■ EXERCISE BRIEF ■
Extract, from the records beneath this instruction, each line that contains the word "MediaServerReporting".

BEGIN DATA FOR THE TASK

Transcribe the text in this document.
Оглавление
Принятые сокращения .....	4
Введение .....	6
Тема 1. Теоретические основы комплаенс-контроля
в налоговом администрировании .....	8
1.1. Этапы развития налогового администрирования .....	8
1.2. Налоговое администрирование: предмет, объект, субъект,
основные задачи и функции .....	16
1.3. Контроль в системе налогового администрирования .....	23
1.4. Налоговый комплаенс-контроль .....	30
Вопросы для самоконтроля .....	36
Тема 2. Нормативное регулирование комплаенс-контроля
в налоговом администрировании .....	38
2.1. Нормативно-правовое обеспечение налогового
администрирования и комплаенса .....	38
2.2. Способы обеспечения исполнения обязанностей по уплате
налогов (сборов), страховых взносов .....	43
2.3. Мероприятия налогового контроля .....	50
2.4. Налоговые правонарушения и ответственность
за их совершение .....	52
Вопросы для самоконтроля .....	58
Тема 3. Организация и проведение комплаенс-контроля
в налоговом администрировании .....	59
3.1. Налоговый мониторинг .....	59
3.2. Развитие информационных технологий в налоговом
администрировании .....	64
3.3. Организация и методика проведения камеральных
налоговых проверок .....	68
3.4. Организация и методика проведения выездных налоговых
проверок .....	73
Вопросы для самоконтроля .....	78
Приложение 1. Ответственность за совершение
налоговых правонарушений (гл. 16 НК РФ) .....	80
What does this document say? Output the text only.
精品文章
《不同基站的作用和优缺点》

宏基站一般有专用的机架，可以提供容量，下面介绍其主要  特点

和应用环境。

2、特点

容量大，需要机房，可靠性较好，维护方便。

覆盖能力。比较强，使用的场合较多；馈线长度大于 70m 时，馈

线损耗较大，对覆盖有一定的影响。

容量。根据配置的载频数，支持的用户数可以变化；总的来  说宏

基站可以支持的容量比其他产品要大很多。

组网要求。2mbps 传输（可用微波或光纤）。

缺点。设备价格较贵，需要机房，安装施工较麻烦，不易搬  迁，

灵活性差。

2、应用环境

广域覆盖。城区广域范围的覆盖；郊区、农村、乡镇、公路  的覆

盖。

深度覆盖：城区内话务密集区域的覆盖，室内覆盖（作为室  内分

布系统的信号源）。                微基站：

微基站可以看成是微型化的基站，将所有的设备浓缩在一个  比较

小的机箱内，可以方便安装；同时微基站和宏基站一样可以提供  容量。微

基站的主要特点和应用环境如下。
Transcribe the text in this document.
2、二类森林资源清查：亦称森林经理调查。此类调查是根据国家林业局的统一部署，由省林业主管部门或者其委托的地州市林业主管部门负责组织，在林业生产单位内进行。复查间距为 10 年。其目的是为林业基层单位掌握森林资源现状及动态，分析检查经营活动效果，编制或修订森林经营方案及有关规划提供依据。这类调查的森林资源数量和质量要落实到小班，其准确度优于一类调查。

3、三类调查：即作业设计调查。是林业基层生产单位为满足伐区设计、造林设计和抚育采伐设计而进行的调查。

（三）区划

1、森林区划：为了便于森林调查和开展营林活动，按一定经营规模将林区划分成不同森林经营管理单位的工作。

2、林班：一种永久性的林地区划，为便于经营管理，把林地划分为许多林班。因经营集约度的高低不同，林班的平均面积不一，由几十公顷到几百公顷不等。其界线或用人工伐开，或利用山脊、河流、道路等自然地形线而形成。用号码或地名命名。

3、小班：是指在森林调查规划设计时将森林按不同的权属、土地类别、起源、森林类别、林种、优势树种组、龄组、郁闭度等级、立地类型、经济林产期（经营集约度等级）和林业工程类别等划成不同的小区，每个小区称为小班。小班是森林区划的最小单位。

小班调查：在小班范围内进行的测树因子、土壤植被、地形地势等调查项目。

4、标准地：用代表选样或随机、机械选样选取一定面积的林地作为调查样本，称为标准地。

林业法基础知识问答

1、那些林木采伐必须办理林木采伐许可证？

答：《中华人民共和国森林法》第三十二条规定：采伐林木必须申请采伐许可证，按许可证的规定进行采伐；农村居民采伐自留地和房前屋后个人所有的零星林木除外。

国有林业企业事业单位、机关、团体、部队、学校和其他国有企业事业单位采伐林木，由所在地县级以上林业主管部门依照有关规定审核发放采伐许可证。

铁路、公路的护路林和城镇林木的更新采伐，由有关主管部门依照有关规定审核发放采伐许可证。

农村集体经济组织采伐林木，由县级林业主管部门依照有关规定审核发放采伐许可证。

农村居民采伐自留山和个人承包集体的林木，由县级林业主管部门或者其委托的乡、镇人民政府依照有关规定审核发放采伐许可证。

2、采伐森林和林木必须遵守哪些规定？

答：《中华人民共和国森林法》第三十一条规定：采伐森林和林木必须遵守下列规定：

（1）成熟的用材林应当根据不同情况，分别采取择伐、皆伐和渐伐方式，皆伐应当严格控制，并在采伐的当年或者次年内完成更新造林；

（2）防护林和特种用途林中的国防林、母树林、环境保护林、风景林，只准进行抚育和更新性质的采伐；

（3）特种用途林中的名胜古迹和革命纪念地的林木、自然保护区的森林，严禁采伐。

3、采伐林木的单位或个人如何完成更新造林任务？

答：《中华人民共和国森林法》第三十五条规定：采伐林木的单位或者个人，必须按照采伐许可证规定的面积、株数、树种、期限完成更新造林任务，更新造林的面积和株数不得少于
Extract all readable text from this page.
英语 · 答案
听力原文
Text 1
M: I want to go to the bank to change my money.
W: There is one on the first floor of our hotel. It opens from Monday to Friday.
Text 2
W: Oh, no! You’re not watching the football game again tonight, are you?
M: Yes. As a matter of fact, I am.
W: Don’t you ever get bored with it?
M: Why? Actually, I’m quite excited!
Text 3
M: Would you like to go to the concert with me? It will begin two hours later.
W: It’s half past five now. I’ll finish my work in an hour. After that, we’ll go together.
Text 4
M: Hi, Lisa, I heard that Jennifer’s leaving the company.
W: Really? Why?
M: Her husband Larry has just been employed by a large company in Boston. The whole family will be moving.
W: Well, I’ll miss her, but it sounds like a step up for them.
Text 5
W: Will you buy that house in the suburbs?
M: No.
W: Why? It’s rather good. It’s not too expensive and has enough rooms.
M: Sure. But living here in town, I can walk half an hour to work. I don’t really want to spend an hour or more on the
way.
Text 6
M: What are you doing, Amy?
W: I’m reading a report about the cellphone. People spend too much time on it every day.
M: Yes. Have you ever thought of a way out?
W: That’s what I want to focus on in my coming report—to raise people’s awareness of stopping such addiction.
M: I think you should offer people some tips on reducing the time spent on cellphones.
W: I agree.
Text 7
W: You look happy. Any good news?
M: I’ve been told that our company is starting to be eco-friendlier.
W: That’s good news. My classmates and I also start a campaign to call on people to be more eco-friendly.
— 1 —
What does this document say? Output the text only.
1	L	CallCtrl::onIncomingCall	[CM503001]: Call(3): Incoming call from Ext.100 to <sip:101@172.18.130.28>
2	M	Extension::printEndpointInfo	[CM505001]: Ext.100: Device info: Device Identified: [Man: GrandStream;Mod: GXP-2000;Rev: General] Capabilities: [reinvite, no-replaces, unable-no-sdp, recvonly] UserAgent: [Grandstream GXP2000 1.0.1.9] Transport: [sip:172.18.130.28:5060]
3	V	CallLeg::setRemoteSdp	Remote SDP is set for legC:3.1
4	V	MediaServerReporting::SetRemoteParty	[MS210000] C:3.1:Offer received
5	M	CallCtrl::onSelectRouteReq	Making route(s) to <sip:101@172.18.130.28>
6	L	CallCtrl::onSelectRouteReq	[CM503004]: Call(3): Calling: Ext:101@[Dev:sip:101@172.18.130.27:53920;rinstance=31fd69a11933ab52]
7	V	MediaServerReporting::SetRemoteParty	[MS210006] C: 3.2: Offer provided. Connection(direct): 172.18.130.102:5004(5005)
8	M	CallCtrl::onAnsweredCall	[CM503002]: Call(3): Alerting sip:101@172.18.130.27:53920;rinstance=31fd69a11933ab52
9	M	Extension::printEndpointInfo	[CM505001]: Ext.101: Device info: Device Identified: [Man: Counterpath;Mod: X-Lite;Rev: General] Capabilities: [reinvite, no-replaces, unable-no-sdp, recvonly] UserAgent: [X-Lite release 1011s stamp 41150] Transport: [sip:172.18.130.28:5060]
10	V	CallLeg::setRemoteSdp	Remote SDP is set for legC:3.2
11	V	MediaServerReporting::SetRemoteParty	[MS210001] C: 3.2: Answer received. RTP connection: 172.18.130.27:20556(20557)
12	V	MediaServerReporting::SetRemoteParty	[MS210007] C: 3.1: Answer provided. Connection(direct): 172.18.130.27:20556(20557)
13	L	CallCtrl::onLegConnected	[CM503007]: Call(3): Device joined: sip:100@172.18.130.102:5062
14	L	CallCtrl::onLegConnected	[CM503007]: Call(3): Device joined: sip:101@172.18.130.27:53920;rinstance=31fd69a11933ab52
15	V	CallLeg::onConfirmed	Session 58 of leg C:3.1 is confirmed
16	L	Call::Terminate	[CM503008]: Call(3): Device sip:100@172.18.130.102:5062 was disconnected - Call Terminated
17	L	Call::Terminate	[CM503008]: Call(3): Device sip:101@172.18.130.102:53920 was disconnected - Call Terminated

END DATA FOR THE TASK

■ FULL SOLUTION ■
4	V	MediaServerReporting::SetRemoteParty	[MS210000] C:3.1:Offer received
7	V	MediaServerReporting::SetRemoteParty	[MS210006] C: 3.2: Offer provided. Connection(direct): 172.18.130.102:5004(5005)
11	V	MediaServerReporting::SetRemoteParty	[MS210001] C: 3.2: Answer received. RTP connection: 172.18.130.27:20556(20557)
12	V	MediaServerReporting::SetRemoteParty	[MS210007] C: 3.1: Answer provided. Connection(direct): 172.18.130.27:20556(20557)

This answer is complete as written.